EXERCISE INSTRUCTIONS: List the lines of this listing that hold the word "Internet".

Collection entries:

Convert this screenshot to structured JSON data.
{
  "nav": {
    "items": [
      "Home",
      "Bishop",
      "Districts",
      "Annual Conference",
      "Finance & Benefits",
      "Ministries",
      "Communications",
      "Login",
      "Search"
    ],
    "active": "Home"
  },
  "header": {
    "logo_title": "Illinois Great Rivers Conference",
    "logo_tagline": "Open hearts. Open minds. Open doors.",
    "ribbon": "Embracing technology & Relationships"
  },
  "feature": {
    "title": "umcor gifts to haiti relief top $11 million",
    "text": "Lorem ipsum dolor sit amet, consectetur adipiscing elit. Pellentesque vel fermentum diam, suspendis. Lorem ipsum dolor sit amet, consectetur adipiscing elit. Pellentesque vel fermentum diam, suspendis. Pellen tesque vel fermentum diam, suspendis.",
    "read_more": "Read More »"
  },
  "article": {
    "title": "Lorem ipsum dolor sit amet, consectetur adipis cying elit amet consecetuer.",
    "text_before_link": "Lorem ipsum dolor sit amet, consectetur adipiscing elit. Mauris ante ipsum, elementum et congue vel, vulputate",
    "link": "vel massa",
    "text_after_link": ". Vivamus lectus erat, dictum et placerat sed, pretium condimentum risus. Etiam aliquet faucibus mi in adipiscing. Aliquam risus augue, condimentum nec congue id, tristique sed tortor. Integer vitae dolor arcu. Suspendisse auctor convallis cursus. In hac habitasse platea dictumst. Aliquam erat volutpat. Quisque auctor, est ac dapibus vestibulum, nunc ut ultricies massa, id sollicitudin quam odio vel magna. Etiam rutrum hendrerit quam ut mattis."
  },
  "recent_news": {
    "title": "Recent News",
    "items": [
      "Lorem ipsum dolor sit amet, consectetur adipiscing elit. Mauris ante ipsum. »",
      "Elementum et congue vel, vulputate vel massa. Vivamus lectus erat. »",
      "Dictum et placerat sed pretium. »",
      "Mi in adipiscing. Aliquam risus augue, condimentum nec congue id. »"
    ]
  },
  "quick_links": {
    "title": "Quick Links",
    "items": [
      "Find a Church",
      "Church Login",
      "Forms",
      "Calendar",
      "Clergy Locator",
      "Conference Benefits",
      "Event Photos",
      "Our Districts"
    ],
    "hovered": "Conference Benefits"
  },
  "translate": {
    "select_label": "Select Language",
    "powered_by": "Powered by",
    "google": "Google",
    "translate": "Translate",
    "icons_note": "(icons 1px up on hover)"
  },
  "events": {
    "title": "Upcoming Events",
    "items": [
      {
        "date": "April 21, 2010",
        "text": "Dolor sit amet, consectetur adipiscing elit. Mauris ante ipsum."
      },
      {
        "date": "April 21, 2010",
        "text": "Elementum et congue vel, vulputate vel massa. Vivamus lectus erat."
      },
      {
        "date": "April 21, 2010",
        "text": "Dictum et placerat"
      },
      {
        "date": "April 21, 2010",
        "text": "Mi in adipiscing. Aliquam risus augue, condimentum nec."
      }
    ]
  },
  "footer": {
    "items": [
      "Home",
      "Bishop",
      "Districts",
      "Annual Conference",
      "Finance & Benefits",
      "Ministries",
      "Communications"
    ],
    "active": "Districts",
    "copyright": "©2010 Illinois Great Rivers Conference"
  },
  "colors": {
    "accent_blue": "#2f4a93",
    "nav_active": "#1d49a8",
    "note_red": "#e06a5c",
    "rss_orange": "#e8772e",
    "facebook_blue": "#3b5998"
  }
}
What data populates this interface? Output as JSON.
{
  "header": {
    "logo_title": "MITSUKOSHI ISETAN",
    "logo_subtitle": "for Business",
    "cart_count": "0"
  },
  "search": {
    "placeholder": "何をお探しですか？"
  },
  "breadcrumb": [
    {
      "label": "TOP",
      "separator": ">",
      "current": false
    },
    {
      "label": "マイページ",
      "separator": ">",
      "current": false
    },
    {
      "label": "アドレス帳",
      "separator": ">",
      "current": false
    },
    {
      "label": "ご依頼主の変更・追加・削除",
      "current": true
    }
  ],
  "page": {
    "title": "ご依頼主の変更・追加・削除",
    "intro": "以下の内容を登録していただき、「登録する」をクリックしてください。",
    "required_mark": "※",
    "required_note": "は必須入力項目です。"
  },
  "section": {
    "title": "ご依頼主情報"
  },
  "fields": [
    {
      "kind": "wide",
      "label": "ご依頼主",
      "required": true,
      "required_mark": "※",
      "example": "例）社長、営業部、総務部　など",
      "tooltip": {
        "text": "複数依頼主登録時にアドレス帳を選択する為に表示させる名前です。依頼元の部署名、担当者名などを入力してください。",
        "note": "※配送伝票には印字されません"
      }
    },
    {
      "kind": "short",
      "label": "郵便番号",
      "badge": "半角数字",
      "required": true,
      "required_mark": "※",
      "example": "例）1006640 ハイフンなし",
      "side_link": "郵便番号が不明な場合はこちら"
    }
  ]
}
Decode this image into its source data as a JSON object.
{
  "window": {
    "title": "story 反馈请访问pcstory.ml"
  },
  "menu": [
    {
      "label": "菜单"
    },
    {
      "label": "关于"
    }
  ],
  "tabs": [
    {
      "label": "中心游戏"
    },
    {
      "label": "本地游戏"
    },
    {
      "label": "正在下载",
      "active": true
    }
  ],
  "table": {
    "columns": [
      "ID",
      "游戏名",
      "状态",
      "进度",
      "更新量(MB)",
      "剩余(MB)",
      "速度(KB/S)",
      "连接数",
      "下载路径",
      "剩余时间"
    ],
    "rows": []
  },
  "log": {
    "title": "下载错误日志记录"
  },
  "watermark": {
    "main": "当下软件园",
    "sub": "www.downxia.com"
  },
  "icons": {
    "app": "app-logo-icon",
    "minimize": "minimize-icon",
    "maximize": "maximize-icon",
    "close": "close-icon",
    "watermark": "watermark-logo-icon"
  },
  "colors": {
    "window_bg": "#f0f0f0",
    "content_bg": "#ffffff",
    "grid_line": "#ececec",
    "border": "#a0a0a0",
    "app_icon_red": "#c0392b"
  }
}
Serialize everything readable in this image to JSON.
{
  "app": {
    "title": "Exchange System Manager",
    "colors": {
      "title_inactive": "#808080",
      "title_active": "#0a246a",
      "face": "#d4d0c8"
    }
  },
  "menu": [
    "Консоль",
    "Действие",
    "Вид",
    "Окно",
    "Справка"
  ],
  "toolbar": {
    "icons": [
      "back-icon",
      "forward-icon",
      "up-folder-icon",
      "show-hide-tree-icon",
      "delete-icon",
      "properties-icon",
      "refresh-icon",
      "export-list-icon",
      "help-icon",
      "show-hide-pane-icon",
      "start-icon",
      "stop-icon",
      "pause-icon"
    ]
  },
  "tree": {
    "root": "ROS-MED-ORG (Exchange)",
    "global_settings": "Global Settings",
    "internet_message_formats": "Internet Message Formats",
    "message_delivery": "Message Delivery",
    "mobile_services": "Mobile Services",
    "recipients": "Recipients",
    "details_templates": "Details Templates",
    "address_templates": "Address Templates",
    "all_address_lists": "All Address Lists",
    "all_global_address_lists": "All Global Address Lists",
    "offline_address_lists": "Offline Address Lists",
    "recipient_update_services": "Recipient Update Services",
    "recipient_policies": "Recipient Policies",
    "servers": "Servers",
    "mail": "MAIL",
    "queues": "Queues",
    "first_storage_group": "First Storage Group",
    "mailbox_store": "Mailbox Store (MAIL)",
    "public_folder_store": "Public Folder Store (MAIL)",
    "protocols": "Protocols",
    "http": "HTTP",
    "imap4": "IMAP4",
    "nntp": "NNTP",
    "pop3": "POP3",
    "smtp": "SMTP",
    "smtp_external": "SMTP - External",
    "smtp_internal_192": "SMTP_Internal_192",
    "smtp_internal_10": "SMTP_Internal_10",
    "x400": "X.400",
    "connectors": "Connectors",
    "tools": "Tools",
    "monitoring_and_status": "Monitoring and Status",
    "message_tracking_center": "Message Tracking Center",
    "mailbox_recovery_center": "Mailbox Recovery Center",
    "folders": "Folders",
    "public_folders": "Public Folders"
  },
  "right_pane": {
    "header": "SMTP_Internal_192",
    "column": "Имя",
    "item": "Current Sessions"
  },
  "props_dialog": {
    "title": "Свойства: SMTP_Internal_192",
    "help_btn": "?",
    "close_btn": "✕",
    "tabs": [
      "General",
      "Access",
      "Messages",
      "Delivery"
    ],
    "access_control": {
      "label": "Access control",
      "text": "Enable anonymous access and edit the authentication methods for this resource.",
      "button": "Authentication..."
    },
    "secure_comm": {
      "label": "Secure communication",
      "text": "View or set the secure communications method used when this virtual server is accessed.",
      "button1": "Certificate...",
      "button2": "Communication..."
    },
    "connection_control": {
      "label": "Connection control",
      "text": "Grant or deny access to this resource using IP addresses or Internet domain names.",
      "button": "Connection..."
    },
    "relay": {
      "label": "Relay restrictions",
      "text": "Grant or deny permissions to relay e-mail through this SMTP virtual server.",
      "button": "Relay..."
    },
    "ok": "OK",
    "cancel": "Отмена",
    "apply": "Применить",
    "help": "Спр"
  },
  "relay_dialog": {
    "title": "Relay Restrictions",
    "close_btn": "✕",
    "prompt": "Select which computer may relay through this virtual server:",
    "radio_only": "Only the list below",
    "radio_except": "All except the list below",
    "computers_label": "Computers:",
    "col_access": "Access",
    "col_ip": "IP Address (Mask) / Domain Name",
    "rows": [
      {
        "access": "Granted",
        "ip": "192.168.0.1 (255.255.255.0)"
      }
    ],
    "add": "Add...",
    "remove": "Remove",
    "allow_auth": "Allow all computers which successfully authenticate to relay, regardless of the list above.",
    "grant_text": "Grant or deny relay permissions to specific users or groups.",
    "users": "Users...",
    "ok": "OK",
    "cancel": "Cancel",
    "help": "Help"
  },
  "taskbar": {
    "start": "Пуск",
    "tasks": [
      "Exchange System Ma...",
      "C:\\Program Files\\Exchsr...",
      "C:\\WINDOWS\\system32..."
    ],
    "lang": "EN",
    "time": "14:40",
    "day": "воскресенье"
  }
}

EXPECTED ANSWER:
    "internet_message_formats": "Internet Message Formats",
      "text": "Grant or deny access to this resource using IP addresses or Internet domain names.",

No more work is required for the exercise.